Loading...
HAM
Penulis: Melki Pangaribuan 19:08 WIB | Sabtu, 11 Februari 2017

Sejuk Sesalkan Kekerasan Massa FPI Terhadap Jurnalis

Ilustrasi. Massa aksi 4 November 2016 melarang liputan Metro TV dan Kompas. (Foto: Istimewa)

JAKARTA, SATUHARAPAN.COM - Jurnalis untuk Keberagaman (Sejuk) sangat menyesalkan terulangnya insiden kekerasan terhadap jurnalis ketika meliput aksi-aksi yang melibatkan massa Front Pembela Islam (FPI).

Pada aksi 112 terjadi pengusiran, intimidasi dan kekerasan yang menimpa jurnalis Kompas TV, Metro TV dan Global TV. Dua video yang beredar di media sosial menunjukkan detik-detik pengusiran massa aksi terhadap mobil Kompas TV bernomer polisi B 1032 PZJ.

Peristiwa itu terjadi setelah salat Isa, ketika mobil Kompas TV hendak memasuki lokasi aksi, Masjid Istiqlal, Jakarta, hari Jumat (10/2) sekitar pukul 20.15 WIB. Bahkan, menurut laporan yang dihimpun Sejuk sebagian massa melemparkan botol air kemasan ke arah mobil TV swasta tersebut.

--

* **DAFTAR TUGAS**:
1 > Jawablah pertanyaan berikut berdasarkan artikel tentang kekerasan terhadap jurnalis.
(a) Siapa penulis artikel ini?
(b) Berapa nomor polisi mobil Kompas TV yang diusir massa?
(c) Sekitar pukul berapa peristiwa pengusiran mobil Kompas TV terjadi?
2 > Sebutkan semua stasiun televisi yang jurnalisnya mengalami pengusiran, intimidasi dan kekerasan pada aksi 112 menurut artikel tersebut.
3 > Salin persis bagian artikel, dimulai dari "Sejuk Sesalkan Kekerasan" dan berakhir pada "Pembela Islam (FPI).".

--

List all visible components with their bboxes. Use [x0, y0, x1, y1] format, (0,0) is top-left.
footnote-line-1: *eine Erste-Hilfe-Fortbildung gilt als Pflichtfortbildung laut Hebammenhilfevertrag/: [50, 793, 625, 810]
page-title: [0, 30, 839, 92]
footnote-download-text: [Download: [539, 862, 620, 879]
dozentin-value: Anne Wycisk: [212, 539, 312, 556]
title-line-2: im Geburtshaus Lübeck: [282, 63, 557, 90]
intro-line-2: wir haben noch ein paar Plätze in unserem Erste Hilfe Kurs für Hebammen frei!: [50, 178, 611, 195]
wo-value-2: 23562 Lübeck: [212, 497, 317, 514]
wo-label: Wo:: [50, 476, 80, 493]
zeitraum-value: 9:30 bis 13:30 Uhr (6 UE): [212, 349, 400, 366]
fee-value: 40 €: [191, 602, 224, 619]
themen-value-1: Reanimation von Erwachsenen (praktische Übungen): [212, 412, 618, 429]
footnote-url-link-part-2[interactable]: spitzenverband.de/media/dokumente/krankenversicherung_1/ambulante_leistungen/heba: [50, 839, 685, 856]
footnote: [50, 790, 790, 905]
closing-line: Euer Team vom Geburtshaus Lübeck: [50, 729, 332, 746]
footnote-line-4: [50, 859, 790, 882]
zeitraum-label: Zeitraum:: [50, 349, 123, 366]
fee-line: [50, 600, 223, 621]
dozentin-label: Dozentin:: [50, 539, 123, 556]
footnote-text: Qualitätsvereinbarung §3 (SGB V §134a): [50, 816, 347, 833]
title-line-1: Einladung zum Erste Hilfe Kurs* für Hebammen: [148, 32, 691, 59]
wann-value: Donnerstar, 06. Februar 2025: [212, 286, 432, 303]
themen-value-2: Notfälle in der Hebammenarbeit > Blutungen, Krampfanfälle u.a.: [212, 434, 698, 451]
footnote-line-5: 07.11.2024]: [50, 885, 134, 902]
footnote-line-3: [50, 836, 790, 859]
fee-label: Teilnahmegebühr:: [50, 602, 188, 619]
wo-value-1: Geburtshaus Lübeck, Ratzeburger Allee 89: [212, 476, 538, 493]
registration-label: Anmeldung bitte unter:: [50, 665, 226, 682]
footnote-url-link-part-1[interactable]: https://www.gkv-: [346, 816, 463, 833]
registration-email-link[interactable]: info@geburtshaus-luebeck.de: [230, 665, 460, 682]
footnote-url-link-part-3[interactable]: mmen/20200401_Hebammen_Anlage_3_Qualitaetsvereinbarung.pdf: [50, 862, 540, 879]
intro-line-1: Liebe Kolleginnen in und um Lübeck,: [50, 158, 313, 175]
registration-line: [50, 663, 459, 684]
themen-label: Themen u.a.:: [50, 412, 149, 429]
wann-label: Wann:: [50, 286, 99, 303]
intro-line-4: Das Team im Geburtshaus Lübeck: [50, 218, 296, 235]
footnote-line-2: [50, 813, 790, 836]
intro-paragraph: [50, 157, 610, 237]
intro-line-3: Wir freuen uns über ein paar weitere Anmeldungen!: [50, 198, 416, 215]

--

* **JAWABAN PER TUGAS**:
1 >
(a) Melki Pangaribuan
(b) B 1032 PZJ
(c) Sekitar pukul 20.15 WIB

2 > Kompas TV, Metro TV, Global TV

3 >
Sejuk Sesalkan Kekerasan Massa FPI Terhadap Jurnalis

Ilustrasi. Massa aksi 4 November 2016 melarang liputan Metro TV dan Kompas. (Foto: Istimewa)

JAKARTA, SATUHARAPAN.COM - Jurnalis untuk Keberagaman (Sejuk) sangat menyesalkan terulangnya insiden kekerasan terhadap jurnalis ketika meliput aksi-aksi yang melibatkan massa Front Pembela Islam (FPI).